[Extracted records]
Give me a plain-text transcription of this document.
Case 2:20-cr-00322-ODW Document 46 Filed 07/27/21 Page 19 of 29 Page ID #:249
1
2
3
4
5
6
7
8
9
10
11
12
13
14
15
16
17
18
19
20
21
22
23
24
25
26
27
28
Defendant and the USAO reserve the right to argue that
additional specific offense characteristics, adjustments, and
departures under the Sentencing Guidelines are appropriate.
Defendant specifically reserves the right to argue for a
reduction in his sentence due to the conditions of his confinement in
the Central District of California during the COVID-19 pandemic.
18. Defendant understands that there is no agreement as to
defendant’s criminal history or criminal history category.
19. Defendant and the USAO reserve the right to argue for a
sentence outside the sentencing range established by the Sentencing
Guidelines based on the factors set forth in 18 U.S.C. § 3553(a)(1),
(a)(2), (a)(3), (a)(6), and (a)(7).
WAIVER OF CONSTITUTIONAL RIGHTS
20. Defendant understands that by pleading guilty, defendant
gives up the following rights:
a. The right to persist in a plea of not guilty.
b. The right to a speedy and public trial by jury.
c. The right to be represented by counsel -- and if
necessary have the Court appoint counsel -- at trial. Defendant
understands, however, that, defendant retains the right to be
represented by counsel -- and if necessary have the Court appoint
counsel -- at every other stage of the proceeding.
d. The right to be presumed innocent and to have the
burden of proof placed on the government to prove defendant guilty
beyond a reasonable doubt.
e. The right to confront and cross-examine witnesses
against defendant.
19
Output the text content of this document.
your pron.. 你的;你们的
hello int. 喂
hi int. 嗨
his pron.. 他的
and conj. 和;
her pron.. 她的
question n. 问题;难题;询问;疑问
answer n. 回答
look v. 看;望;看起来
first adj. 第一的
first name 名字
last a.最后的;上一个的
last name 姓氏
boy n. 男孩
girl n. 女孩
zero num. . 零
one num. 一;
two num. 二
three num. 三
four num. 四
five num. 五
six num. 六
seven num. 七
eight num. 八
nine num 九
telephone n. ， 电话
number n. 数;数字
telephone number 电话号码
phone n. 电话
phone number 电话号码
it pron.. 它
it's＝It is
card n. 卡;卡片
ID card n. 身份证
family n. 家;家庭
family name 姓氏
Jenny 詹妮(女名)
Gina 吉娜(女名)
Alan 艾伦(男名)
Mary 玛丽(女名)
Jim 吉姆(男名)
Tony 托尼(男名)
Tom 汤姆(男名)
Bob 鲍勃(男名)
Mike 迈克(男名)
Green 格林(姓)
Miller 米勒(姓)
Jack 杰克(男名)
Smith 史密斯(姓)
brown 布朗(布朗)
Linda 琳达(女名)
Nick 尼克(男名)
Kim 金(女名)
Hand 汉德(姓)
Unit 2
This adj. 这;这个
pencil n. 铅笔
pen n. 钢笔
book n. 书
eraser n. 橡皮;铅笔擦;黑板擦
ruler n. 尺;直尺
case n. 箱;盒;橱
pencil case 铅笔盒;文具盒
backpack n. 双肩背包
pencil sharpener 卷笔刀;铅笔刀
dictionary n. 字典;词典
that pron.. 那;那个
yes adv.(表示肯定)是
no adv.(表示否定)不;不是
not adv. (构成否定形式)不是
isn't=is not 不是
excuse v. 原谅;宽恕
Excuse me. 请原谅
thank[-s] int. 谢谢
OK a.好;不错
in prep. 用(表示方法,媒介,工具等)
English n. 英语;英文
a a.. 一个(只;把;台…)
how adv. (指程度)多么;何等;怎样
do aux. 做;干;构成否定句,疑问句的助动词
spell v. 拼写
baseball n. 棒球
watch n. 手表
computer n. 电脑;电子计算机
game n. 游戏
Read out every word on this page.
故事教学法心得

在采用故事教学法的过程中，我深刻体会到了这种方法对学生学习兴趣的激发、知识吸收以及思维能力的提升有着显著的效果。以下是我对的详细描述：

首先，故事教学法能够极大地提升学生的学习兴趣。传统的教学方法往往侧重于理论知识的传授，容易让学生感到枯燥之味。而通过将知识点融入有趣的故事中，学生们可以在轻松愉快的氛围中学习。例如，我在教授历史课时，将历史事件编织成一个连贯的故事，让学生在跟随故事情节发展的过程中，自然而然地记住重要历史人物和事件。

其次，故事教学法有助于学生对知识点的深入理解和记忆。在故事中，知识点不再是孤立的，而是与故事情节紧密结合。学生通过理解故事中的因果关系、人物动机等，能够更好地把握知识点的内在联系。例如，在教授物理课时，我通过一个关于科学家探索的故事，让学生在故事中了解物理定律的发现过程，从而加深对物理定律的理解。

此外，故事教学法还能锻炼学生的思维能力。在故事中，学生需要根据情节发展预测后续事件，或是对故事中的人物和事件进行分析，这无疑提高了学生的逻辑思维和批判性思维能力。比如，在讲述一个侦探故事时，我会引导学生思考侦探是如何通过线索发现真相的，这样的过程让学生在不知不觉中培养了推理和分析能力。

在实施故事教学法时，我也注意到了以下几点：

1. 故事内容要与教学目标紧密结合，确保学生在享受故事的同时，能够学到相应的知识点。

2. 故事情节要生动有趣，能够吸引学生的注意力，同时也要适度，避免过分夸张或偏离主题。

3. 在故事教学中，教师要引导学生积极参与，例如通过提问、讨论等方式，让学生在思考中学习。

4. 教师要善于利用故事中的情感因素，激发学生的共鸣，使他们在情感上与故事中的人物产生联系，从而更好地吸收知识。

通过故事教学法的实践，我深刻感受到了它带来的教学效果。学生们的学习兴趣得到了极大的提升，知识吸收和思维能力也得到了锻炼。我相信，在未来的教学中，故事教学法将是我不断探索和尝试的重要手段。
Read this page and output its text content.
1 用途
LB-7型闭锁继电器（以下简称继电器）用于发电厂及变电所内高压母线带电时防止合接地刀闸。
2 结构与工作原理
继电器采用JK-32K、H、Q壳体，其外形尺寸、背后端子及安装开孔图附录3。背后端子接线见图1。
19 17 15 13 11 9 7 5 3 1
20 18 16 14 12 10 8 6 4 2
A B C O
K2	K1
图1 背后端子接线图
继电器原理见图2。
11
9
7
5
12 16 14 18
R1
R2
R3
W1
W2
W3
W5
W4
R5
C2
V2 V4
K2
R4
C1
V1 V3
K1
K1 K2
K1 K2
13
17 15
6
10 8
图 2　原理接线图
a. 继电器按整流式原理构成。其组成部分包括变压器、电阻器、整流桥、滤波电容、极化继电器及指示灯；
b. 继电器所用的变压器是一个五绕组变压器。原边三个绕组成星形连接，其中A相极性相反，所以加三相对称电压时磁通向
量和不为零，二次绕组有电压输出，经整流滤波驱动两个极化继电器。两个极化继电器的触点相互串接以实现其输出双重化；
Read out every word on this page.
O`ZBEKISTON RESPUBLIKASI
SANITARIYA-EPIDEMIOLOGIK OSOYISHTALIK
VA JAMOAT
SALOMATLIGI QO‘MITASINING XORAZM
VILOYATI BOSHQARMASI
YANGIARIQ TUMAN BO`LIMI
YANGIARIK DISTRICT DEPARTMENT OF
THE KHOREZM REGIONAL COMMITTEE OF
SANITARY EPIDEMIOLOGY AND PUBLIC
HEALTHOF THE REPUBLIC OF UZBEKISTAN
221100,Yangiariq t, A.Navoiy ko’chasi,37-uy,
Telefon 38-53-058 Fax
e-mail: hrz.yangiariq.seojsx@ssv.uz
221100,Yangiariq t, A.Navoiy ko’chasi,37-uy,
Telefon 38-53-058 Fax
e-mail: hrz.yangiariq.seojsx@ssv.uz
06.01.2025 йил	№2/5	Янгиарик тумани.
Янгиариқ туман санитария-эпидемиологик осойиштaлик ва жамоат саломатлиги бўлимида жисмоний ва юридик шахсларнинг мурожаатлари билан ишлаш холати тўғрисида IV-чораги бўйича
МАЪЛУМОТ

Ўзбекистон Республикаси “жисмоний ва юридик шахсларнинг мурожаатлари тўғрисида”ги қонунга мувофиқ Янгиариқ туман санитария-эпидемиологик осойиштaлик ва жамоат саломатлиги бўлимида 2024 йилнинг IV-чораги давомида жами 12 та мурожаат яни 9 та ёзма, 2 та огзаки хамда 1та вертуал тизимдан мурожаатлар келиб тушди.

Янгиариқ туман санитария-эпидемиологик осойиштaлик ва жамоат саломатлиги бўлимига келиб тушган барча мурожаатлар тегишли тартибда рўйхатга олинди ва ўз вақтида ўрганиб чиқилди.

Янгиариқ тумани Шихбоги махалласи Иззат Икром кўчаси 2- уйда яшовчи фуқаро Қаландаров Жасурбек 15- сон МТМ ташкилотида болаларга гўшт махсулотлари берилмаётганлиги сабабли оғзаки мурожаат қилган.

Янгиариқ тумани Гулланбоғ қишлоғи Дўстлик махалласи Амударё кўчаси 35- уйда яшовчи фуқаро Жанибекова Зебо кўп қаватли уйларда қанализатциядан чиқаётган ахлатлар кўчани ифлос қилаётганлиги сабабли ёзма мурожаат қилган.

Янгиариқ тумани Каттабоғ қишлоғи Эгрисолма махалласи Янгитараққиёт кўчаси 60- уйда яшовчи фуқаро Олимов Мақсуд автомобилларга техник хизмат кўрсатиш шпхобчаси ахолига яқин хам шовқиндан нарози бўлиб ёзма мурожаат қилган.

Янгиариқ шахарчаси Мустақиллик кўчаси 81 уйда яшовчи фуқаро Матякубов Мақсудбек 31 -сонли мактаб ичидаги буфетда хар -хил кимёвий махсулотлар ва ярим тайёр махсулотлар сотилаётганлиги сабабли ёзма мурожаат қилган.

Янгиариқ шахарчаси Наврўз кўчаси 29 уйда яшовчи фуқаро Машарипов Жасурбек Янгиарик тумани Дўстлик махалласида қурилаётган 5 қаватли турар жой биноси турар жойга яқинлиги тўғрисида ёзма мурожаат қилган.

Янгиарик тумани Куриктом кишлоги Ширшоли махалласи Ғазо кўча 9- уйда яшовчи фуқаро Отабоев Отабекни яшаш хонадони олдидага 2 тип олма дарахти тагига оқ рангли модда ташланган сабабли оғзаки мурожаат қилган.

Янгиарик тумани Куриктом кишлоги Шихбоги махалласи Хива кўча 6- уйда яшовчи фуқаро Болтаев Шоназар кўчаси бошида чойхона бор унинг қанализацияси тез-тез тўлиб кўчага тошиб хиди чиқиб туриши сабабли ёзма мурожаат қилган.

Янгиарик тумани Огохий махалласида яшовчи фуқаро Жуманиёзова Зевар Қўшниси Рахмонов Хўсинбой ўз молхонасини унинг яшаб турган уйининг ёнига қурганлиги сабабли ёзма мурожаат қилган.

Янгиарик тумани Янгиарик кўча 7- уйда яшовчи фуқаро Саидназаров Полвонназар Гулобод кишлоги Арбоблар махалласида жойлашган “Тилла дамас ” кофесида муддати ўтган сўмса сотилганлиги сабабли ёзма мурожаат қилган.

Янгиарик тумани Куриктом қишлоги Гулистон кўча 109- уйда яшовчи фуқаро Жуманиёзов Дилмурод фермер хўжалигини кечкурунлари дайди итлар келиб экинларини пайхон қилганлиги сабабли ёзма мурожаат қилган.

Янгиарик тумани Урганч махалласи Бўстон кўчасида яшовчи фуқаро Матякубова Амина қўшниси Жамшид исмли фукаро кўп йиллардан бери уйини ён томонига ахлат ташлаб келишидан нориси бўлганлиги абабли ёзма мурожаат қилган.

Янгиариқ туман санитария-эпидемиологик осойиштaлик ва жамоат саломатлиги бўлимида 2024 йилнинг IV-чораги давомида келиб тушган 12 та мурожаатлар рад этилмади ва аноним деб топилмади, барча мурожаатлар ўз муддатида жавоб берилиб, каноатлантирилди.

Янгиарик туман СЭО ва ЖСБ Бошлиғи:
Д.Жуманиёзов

TASK DETAILS: Going through the records above, state how many lines carry "argue", with no other text.

SOLUTION BELOW: 3